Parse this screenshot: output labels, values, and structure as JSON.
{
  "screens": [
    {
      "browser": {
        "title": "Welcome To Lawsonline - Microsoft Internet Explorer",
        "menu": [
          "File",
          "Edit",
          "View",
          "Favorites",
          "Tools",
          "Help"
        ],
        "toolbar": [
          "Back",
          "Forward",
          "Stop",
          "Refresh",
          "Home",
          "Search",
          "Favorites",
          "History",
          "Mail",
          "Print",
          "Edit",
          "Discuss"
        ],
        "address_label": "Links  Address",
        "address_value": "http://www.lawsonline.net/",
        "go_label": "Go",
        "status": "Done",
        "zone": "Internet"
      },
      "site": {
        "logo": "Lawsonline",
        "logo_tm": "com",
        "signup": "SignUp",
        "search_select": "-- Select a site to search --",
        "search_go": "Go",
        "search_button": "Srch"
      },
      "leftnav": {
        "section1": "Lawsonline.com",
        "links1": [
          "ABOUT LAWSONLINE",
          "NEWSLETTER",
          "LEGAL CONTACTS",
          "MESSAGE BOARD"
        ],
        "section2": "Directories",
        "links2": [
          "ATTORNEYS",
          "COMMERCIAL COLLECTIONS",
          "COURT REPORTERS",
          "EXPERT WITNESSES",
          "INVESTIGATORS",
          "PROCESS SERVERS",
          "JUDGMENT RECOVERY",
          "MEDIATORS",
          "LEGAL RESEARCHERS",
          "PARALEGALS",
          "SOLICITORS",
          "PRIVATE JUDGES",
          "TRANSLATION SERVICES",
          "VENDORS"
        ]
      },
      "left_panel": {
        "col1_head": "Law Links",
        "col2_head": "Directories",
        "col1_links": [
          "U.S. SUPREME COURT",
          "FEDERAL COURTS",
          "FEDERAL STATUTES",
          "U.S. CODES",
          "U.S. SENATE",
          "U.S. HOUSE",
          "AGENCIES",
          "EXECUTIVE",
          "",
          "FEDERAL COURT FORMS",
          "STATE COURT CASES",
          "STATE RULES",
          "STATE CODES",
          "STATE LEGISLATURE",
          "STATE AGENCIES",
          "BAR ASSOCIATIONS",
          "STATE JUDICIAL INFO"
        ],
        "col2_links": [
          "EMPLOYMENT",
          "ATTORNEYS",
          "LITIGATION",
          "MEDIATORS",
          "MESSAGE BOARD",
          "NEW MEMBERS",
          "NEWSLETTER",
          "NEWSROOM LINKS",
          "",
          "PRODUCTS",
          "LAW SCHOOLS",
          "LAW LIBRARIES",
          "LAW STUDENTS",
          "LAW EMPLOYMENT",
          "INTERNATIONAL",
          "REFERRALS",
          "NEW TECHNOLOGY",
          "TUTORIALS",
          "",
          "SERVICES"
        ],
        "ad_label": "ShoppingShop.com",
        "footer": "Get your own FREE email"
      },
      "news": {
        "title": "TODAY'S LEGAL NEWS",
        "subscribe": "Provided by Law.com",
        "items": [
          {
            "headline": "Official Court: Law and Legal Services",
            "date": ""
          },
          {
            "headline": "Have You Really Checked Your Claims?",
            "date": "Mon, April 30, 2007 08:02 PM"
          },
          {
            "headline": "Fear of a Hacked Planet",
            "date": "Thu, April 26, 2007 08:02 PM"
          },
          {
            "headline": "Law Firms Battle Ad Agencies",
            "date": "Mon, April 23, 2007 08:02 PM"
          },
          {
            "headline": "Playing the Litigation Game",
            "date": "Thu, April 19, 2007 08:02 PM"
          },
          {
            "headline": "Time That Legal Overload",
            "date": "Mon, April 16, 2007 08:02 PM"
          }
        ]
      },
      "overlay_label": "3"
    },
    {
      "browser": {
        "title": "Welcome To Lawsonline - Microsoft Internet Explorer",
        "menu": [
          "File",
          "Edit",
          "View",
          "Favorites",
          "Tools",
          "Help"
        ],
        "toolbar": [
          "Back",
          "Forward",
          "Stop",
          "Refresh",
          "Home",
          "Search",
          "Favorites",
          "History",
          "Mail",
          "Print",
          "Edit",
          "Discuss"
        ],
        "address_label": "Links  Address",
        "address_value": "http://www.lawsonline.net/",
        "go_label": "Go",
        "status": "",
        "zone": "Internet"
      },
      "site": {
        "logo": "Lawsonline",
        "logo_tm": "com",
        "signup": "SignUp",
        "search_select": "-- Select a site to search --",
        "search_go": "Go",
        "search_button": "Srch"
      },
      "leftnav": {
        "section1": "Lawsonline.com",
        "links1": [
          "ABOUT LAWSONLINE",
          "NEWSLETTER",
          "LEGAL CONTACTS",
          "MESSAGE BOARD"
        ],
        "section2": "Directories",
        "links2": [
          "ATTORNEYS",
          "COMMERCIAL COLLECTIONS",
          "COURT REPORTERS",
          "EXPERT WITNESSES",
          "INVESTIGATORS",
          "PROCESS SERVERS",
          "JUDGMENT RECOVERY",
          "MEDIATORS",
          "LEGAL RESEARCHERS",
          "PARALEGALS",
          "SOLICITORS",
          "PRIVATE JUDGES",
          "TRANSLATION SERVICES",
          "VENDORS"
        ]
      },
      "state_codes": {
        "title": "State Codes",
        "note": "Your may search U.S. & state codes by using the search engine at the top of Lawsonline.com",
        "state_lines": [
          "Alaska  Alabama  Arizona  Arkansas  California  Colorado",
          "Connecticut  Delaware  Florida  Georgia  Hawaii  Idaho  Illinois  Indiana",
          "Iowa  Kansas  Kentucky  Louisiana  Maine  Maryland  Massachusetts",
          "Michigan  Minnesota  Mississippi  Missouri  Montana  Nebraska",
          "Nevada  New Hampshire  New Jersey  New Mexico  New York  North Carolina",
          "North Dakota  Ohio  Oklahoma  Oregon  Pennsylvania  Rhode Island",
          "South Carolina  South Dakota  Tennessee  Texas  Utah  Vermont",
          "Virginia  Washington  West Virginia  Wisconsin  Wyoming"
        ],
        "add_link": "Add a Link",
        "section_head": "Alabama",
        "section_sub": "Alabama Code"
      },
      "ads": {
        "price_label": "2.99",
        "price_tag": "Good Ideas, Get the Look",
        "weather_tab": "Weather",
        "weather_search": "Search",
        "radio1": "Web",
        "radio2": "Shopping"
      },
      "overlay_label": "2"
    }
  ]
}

* * *

Extract the complete listing above, reproducing each line exactly.

→ **Exercise solution**:
Parse this screenshot: output labels, values, and structure as JSON.
{
  "screens": [
    {
      "browser": {
        "title": "Welcome To Lawsonline - Microsoft Internet Explorer",
        "menu": [
          "File",
          "Edit",
          "View",
          "Favorites",
          "Tools",
          "Help"
        ],
        "toolbar": [
          "Back",
          "Forward",
          "Stop",
          "Refresh",
          "Home",
          "Search",
          "Favorites",
          "History",
          "Mail",
          "Print",
          "Edit",
          "Discuss"
        ],
        "address_label": "Links  Address",
        "address_value": "http://www.lawsonline.net/",
        "go_label": "Go",
        "status": "Done",
        "zone": "Internet"
      },
      "site": {
        "logo": "Lawsonline",
        "logo_tm": "com",
        "signup": "SignUp",
        "search_select": "-- Select a site to search --",
        "search_go": "Go",
        "search_button": "Srch"
      },
      "leftnav": {
        "section1": "Lawsonline.com",
        "links1": [
          "ABOUT LAWSONLINE",
          "NEWSLETTER",
          "LEGAL CONTACTS",
          "MESSAGE BOARD"
        ],
        "section2": "Directories",
        "links2": [
          "ATTORNEYS",
          "COMMERCIAL COLLECTIONS",
          "COURT REPORTERS",
          "EXPERT WITNESSES",
          "INVESTIGATORS",
          "PROCESS SERVERS",
          "JUDGMENT RECOVERY",
          "MEDIATORS",
          "LEGAL RESEARCHERS",
          "PARALEGALS",
          "SOLICITORS",
          "PRIVATE JUDGES",
          "TRANSLATION SERVICES",
          "VENDORS"
        ]
      },
      "left_panel": {
        "col1_head": "Law Links",
        "col2_head": "Directories",
        "col1_links": [
          "U.S. SUPREME COURT",
          "FEDERAL COURTS",
          "FEDERAL STATUTES",
          "U.S. CODES",
          "U.S. SENATE",
          "U.S. HOUSE",
          "AGENCIES",
          "EXECUTIVE",
          "",
          "FEDERAL COURT FORMS",
          "STATE COURT CASES",
          "STATE RULES",
          "STATE CODES",
          "STATE LEGISLATURE",
          "STATE AGENCIES",
          "BAR ASSOCIATIONS",
          "STATE JUDICIAL INFO"
        ],
        "col2_links": [
          "EMPLOYMENT",
          "ATTORNEYS",
          "LITIGATION",
          "MEDIATORS",
          "MESSAGE BOARD",
          "NEW MEMBERS",
          "NEWSLETTER",
          "NEWSROOM LINKS",
          "",
          "PRODUCTS",
          "LAW SCHOOLS",
          "LAW LIBRARIES",
          "LAW STUDENTS",
          "LAW EMPLOYMENT",
          "INTERNATIONAL",
          "REFERRALS",
          "NEW TECHNOLOGY",
          "TUTORIALS",
          "",
          "SERVICES"
        ],
        "ad_label": "ShoppingShop.com",
        "footer": "Get your own FREE email"
      },
      "news": {
        "title": "TODAY'S LEGAL NEWS",
        "subscribe": "Provided by Law.com",
        "items": [
          {
            "headline": "Official Court: Law and Legal Services",
            "date": ""
          },
          {
            "headline": "Have You Really Checked Your Claims?",
            "date": "Mon, April 30, 2007 08:02 PM"
          },
          {
            "headline": "Fear of a Hacked Planet",
            "date": "Thu, April 26, 2007 08:02 PM"
          },
          {
            "headline": "Law Firms Battle Ad Agencies",
            "date": "Mon, April 23, 2007 08:02 PM"
          },
          {
            "headline": "Playing the Litigation Game",
            "date": "Thu, April 19, 2007 08:02 PM"
          },
          {
            "headline": "Time That Legal Overload",
            "date": "Mon, April 16, 2007 08:02 PM"
          }
        ]
      },
      "overlay_label": "3"
    },
    {
      "browser": {
        "title": "Welcome To Lawsonline - Microsoft Internet Explorer",
        "menu": [
          "File",
          "Edit",
          "View",
          "Favorites",
          "Tools",
          "Help"
        ],
        "toolbar": [
          "Back",
          "Forward",
          "Stop",
          "Refresh",
          "Home",
          "Search",
          "Favorites",
          "History",
          "Mail",
          "Print",
          "Edit",
          "Discuss"
        ],
        "address_label": "Links  Address",
        "address_value": "http://www.lawsonline.net/",
        "go_label": "Go",
        "status": "",
        "zone": "Internet"
      },
      "site": {
        "logo": "Lawsonline",
        "logo_tm": "com",
        "signup": "SignUp",
        "search_select": "-- Select a site to search --",
        "search_go": "Go",
        "search_button": "Srch"
      },
      "leftnav": {
        "section1": "Lawsonline.com",
        "links1": [
          "ABOUT LAWSONLINE",
          "NEWSLETTER",
          "LEGAL CONTACTS",
          "MESSAGE BOARD"
        ],
        "section2": "Directories",
        "links2": [
          "ATTORNEYS",
          "COMMERCIAL COLLECTIONS",
          "COURT REPORTERS",
          "EXPERT WITNESSES",
          "INVESTIGATORS",
          "PROCESS SERVERS",
          "JUDGMENT RECOVERY",
          "MEDIATORS",
          "LEGAL RESEARCHERS",
          "PARALEGALS",
          "SOLICITORS",
          "PRIVATE JUDGES",
          "TRANSLATION SERVICES",
          "VENDORS"
        ]
      },
      "state_codes": {
        "title": "State Codes",
        "note": "Your may search U.S. & state codes by using the search engine at the top of Lawsonline.com",
        "state_lines": [
          "Alaska  Alabama  Arizona  Arkansas  California  Colorado",
          "Connecticut  Delaware  Florida  Georgia  Hawaii  Idaho  Illinois  Indiana",
          "Iowa  Kansas  Kentucky  Louisiana  Maine  Maryland  Massachusetts",
          "Michigan  Minnesota  Mississippi  Missouri  Montana  Nebraska",
          "Nevada  New Hampshire  New Jersey  New Mexico  New York  North Carolina",
          "North Dakota  Ohio  Oklahoma  Oregon  Pennsylvania  Rhode Island",
          "South Carolina  South Dakota  Tennessee  Texas  Utah  Vermont",
          "Virginia  Washington  West Virginia  Wisconsin  Wyoming"
        ],
        "add_link": "Add a Link",
        "section_head": "Alabama",
        "section_sub": "Alabama Code"
      },
      "ads": {
        "price_label": "2.99",
        "price_tag": "Good Ideas, Get the Look",
        "weather_tab": "Weather",
        "weather_search": "Search",
        "radio1": "Web",
        "radio2": "Shopping"
      },
      "overlay_label": "2"
    }
  ]
}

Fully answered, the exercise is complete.